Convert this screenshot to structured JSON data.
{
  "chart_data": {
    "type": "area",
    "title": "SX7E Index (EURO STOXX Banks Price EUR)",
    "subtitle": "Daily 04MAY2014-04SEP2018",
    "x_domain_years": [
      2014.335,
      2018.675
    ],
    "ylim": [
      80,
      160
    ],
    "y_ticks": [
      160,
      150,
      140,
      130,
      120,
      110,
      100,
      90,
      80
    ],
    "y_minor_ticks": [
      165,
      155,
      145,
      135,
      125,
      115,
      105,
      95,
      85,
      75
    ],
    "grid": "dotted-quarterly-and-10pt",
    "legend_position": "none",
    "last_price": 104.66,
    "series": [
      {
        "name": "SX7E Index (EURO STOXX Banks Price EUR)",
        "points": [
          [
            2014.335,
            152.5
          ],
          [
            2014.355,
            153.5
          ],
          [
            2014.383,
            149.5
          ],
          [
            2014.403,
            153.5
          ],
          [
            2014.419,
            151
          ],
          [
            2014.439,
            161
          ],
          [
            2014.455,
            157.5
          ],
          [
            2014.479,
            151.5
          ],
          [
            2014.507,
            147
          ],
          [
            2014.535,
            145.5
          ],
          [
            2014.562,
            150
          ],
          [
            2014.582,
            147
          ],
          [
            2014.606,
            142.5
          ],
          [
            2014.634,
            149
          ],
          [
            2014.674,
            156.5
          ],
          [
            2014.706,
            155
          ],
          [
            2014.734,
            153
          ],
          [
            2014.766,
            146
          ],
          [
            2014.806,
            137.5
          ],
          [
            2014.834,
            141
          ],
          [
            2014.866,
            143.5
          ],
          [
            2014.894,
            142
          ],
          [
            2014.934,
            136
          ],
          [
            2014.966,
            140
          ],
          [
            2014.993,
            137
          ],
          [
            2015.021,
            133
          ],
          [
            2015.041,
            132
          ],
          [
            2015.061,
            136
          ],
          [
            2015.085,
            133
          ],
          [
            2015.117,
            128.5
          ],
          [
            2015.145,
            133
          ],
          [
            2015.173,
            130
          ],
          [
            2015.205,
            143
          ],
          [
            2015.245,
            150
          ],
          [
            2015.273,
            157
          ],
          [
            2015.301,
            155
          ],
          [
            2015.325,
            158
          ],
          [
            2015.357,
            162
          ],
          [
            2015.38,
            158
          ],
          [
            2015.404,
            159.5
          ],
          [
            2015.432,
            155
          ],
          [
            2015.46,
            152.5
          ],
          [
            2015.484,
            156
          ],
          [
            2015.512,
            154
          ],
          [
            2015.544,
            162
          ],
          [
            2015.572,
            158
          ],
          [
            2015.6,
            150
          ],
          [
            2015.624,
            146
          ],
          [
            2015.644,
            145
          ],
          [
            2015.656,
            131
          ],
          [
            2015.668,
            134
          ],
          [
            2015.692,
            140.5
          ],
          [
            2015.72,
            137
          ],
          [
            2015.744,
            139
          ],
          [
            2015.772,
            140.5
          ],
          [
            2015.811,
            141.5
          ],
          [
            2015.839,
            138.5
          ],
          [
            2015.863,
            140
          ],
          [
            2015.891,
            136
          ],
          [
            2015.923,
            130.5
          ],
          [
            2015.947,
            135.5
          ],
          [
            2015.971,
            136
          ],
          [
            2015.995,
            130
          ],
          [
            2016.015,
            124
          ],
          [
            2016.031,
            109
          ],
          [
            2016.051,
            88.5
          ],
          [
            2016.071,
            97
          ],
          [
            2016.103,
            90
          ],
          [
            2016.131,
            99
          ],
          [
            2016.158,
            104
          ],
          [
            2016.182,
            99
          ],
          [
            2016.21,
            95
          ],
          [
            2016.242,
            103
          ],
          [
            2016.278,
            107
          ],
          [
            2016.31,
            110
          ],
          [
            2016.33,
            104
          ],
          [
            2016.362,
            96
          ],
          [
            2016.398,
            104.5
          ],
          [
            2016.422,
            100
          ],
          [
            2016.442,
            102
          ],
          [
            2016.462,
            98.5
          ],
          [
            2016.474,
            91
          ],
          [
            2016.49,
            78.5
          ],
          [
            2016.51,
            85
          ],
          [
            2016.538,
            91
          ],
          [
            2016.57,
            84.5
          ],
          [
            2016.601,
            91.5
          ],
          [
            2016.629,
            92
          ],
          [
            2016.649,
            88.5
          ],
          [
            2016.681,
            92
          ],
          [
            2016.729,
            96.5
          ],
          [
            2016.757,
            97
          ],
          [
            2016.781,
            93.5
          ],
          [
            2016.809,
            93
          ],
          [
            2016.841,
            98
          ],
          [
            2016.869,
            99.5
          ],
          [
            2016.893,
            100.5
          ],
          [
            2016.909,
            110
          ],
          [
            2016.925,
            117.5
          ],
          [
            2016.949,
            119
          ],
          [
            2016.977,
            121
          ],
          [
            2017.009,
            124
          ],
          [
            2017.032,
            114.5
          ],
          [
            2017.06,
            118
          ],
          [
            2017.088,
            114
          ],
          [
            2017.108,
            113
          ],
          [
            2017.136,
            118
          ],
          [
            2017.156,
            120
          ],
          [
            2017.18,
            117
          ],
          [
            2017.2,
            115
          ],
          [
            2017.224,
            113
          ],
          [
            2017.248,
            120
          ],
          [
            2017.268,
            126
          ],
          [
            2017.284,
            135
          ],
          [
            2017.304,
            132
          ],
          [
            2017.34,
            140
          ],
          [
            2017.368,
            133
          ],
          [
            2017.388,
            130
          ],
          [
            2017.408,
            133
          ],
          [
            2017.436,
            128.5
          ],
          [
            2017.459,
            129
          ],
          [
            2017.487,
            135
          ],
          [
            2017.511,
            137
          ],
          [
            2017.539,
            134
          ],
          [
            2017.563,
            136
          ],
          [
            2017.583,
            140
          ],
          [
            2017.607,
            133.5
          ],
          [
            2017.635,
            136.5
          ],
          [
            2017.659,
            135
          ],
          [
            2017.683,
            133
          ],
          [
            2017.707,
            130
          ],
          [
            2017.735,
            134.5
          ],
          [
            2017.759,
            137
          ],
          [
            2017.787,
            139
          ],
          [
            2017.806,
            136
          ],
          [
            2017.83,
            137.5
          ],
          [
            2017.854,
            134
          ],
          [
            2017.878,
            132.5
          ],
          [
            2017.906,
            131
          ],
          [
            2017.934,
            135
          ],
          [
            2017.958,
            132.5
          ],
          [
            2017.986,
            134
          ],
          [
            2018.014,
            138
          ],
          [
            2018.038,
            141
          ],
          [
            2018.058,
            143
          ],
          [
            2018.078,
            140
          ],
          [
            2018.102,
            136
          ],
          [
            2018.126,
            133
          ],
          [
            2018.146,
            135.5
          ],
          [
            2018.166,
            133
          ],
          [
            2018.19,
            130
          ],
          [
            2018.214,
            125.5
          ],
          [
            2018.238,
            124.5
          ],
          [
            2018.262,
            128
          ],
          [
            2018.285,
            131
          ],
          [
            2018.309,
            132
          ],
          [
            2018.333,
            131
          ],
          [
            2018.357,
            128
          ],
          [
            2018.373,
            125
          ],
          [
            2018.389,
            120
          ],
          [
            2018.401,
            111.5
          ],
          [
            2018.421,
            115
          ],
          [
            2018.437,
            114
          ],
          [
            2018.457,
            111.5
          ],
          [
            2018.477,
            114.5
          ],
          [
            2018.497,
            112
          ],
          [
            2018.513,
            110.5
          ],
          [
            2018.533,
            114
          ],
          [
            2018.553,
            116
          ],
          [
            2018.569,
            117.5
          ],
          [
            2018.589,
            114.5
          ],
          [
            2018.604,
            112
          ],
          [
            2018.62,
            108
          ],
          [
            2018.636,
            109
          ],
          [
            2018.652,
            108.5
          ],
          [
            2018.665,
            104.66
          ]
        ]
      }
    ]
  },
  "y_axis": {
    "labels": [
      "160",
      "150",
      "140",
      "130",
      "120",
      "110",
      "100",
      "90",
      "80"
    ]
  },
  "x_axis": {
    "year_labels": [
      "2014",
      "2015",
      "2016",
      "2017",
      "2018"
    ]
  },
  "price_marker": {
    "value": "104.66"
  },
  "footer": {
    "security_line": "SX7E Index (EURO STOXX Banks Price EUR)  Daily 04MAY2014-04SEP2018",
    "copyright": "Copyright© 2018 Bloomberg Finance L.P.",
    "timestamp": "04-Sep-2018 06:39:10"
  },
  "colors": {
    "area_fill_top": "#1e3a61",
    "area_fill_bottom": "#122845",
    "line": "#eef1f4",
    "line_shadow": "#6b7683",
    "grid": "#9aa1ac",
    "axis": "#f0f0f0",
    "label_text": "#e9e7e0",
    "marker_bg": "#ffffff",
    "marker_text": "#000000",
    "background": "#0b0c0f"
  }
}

········

**The request**
Using the listing, copy every line where the word "Daily" shows up.

**Exercise result**
    "subtitle": "Daily 04MAY2014-04SEP2018",
    "security_line": "SX7E Index (EURO STOXX Banks Price EUR)  Daily 04MAY2014-04SEP2018",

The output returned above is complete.